[Stored data entries]

'''

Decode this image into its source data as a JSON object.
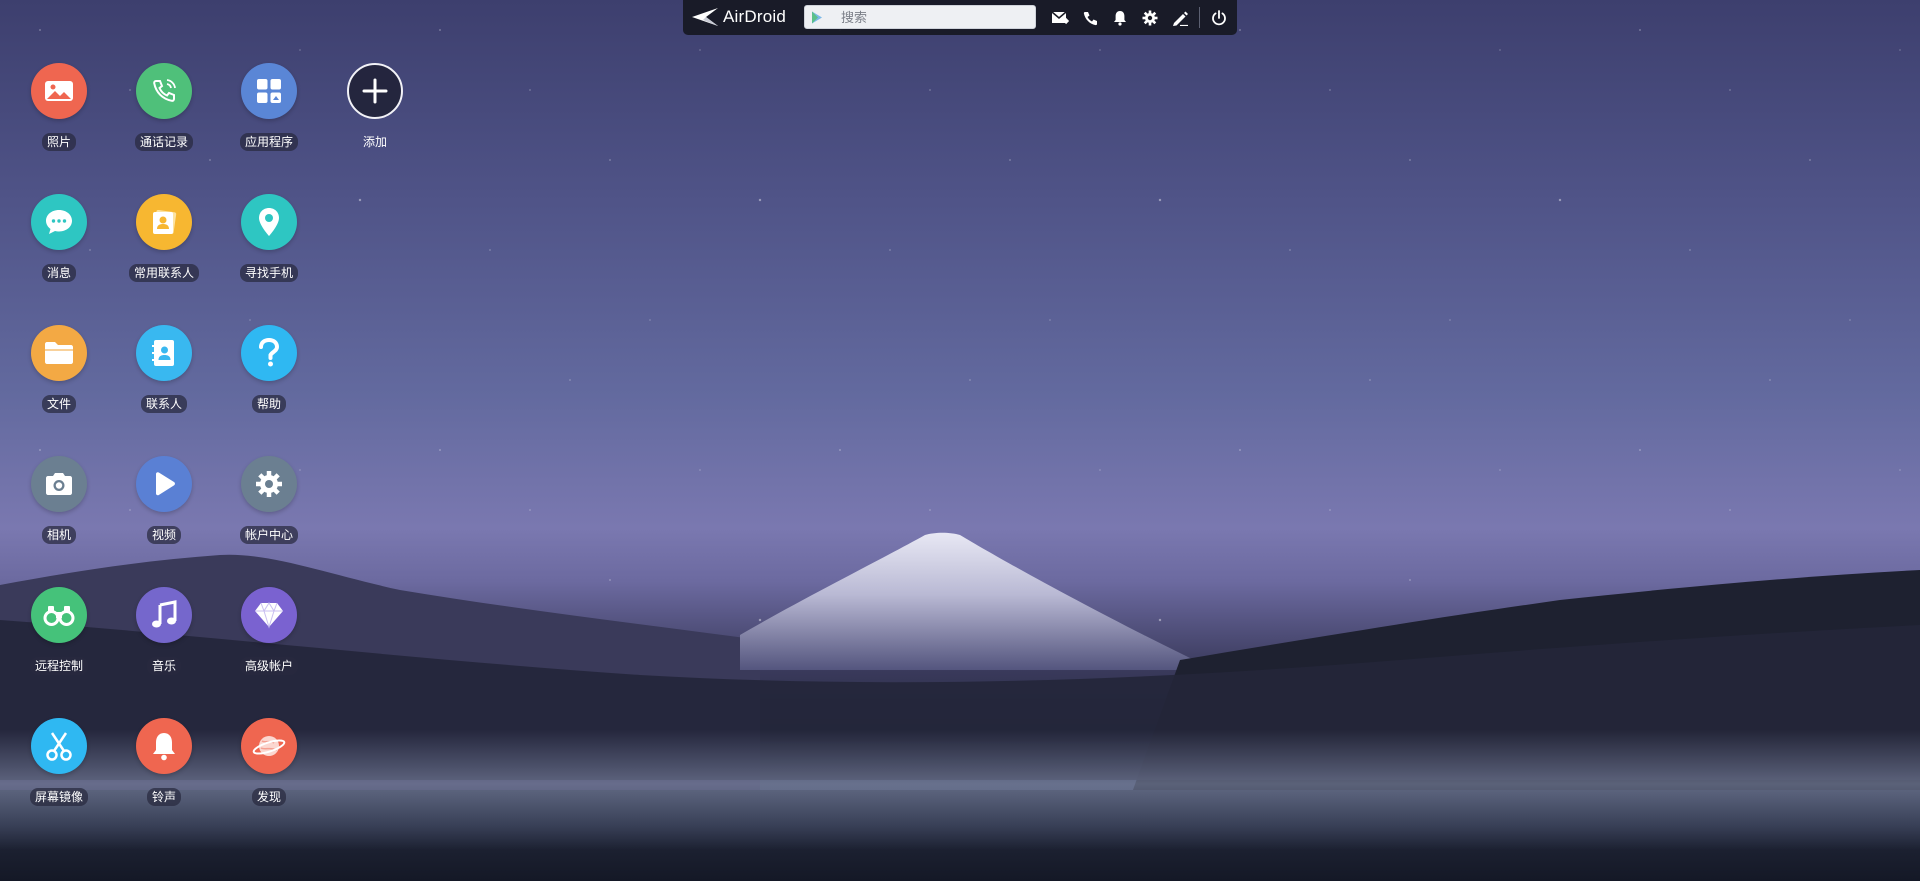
{
  "topbar": {
    "logo_text": "AirDroid",
    "search_placeholder": "搜索",
    "icons": [
      "mail-icon",
      "phone-icon",
      "bell-icon",
      "gear-icon",
      "pen-icon",
      "power-icon"
    ]
  },
  "apps": [
    {
      "label": "照片",
      "icon": "photo-icon",
      "color": "#ef6650"
    },
    {
      "label": "通话记录",
      "icon": "call-log-icon",
      "color": "#4fc07a"
    },
    {
      "label": "应用程序",
      "icon": "apps-icon",
      "color": "#5a86d6"
    },
    {
      "label": "添加",
      "icon": "plus-icon",
      "color": "#2b2c44"
    },
    {
      "label": "消息",
      "icon": "message-icon",
      "color": "#2ec6c2"
    },
    {
      "label": "常用联系人",
      "icon": "favorite-contacts-icon",
      "color": "#f7b731"
    },
    {
      "label": "寻找手机",
      "icon": "location-pin-icon",
      "color": "#2ec6c2"
    },
    {
      "label": "文件",
      "icon": "folder-icon",
      "color": "#f3a944"
    },
    {
      "label": "联系人",
      "icon": "contacts-book-icon",
      "color": "#39b8f0"
    },
    {
      "label": "帮助",
      "icon": "question-icon",
      "color": "#2fb8f2"
    },
    {
      "label": "相机",
      "icon": "camera-icon",
      "color": "#6b7f91"
    },
    {
      "label": "视频",
      "icon": "video-play-icon",
      "color": "#5a80d4"
    },
    {
      "label": "帐户中心",
      "icon": "settings-gear-icon",
      "color": "#6b7f91"
    },
    {
      "label": "远程控制",
      "icon": "binoculars-icon",
      "color": "#45c27a"
    },
    {
      "label": "音乐",
      "icon": "music-note-icon",
      "color": "#7567cc"
    },
    {
      "label": "高级帐户",
      "icon": "diamond-icon",
      "color": "#7a62d0"
    },
    {
      "label": "屏幕镜像",
      "icon": "scissors-icon",
      "color": "#2fb8f2"
    },
    {
      "label": "铃声",
      "icon": "ringtone-bell-icon",
      "color": "#ef6650"
    },
    {
      "label": "发现",
      "icon": "planet-icon",
      "color": "#ef6650"
    }
  ]
}
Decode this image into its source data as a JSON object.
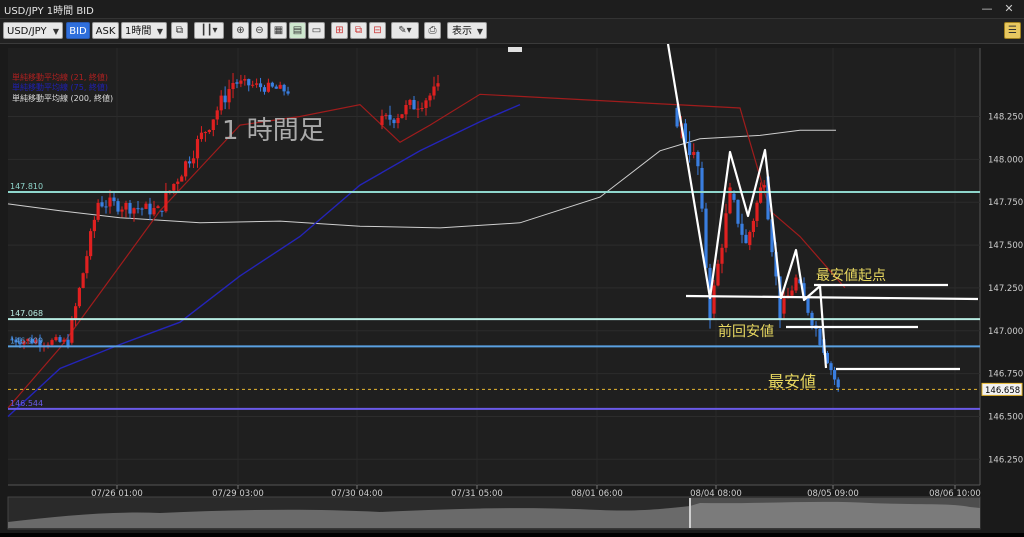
{
  "window": {
    "title": "USD/JPY 1時間 BID",
    "minimize": "—",
    "close": "✕"
  },
  "toolbar": {
    "symbol": "USD/JPY",
    "bid": "BID",
    "ask": "ASK",
    "timeframe": "1時間",
    "display_menu": "表示"
  },
  "legend": [
    {
      "text": "単純移動平均線 (21, 終値)",
      "color": "#b02020"
    },
    {
      "text": "単純移動平均線 (75, 終値)",
      "color": "#2020b0"
    },
    {
      "text": "単純移動平均線 (200, 終値)",
      "color": "#dddddd"
    }
  ],
  "annotations": {
    "timeframe_label": "1 時間足",
    "lowest_start": "最安値起点",
    "previous_low": "前回安値",
    "lowest": "最安値"
  },
  "chart_data": {
    "type": "candlestick",
    "ylim": [
      146.1,
      148.65
    ],
    "y_ticks": [
      "148.250",
      "148.000",
      "147.750",
      "147.500",
      "147.250",
      "147.000",
      "146.750",
      "146.500",
      "146.250"
    ],
    "x_ticks": [
      "07/26 01:00",
      "07/29 03:00",
      "07/30 04:00",
      "07/31 05:00",
      "08/01 06:00",
      "08/04 08:00",
      "08/05 09:00",
      "08/06 10:00"
    ],
    "horizontal_lines": [
      {
        "label": "147.810",
        "value": 147.81,
        "color": "#8fd6cc"
      },
      {
        "label": "147.068",
        "value": 147.068,
        "color": "#b8ece2"
      },
      {
        "label": "146.909",
        "value": 146.909,
        "color": "#5aa0e0"
      },
      {
        "label": "146.544",
        "value": 146.544,
        "color": "#6a5ae8"
      }
    ],
    "current_price": {
      "label": "146.658",
      "value": 146.658,
      "color": "#e8b830"
    },
    "up_color": "#e02020",
    "down_color": "#3a7ee0"
  }
}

'''

### GOAL
Go through the material above and print all of it exactly, except the pictures.

### TASK OUTPUT
Decode this image into its source data as a JSON object.
{
  "topbar": {
    "logo_text": "AirDroid",
    "search_placeholder": "搜索",
    "icons": [
      "mail-icon",
      "phone-icon",
      "bell-icon",
      "gear-icon",
      "pen-icon",
      "power-icon"
    ]
  },
  "apps": [
    {
      "label": "照片",
      "icon": "photo-icon",
      "color": "#ef6650"
    },
    {
      "label": "通话记录",
      "icon": "call-log-icon",
      "color": "#4fc07a"
    },
    {
      "label": "应用程序",
      "icon": "apps-icon",
      "color": "#5a86d6"
    },
    {
      "label": "添加",
      "icon": "plus-icon",
      "color": "#2b2c44"
    },
    {
      "label": "消息",
      "icon": "message-icon",
      "color": "#2ec6c2"
    },
    {
      "label": "常用联系人",
      "icon": "favorite-contacts-icon",
      "color": "#f7b731"
    },
    {
      "label": "寻找手机",
      "icon": "location-pin-icon",
      "color": "#2ec6c2"
    },
    {
      "label": "文件",
      "icon": "folder-icon",
      "color": "#f3a944"
    },
    {
      "label": "联系人",
      "icon": "contacts-book-icon",
      "color": "#39b8f0"
    },
    {
      "label": "帮助",
      "icon": "question-icon",
      "color": "#2fb8f2"
    },
    {
      "label": "相机",
      "icon": "camera-icon",
      "color": "#6b7f91"
    },
    {
      "label": "视频",
      "icon": "video-play-icon",
      "color": "#5a80d4"
    },
    {
      "label": "帐户中心",
      "icon": "settings-gear-icon",
      "color": "#6b7f91"
    },
    {
      "label": "远程控制",
      "icon": "binoculars-icon",
      "color": "#45c27a"
    },
    {
      "label": "音乐",
      "icon": "music-note-icon",
      "color": "#7567cc"
    },
    {
      "label": "高级帐户",
      "icon": "diamond-icon",
      "color": "#7a62d0"
    },
    {
      "label": "屏幕镜像",
      "icon": "scissors-icon",
      "color": "#2fb8f2"
    },
    {
      "label": "铃声",
      "icon": "ringtone-bell-icon",
      "color": "#ef6650"
    },
    {
      "label": "发现",
      "icon": "planet-icon",
      "color": "#ef6650"
    }
  ]
}
Decode this image into its source data as a JSON object.
{
  "window": {
    "title": "USD/JPY 1時間 BID",
    "minimize": "—",
    "close": "✕"
  },
  "toolbar": {
    "symbol": "USD/JPY",
    "bid": "BID",
    "ask": "ASK",
    "timeframe": "1時間",
    "display_menu": "表示"
  },
  "legend": [
    {
      "text": "単純移動平均線 (21, 終値)",
      "color": "#b02020"
    },
    {
      "text": "単純移動平均線 (75, 終値)",
      "color": "#2020b0"
    },
    {
      "text": "単純移動平均線 (200, 終値)",
      "color": "#dddddd"
    }
  ],
  "annotations": {
    "timeframe_label": "1 時間足",
    "lowest_start": "最安値起点",
    "previous_low": "前回安値",
    "lowest": "最安値"
  },
  "chart_data": {
    "type": "candlestick",
    "ylim": [
      146.1,
      148.65
    ],
    "y_ticks": [
      "148.250",
      "148.000",
      "147.750",
      "147.500",
      "147.250",
      "147.000",
      "146.750",
      "146.500",
      "146.250"
    ],
    "x_ticks": [
      "07/26 01:00",
      "07/29 03:00",
      "07/30 04:00",
      "07/31 05:00",
      "08/01 06:00",
      "08/04 08:00",
      "08/05 09:00",
      "08/06 10:00"
    ],
    "horizontal_lines": [
      {
        "label": "147.810",
        "value": 147.81,
        "color": "#8fd6cc"
      },
      {
        "label": "147.068",
        "value": 147.068,
        "color": "#b8ece2"
      },
      {
        "label": "146.909",
        "value": 146.909,
        "color": "#5aa0e0"
      },
      {
        "label": "146.544",
        "value": 146.544,
        "color": "#6a5ae8"
      }
    ],
    "current_price": {
      "label": "146.658",
      "value": 146.658,
      "color": "#e8b830"
    },
    "up_color": "#e02020",
    "down_color": "#3a7ee0"
  }
}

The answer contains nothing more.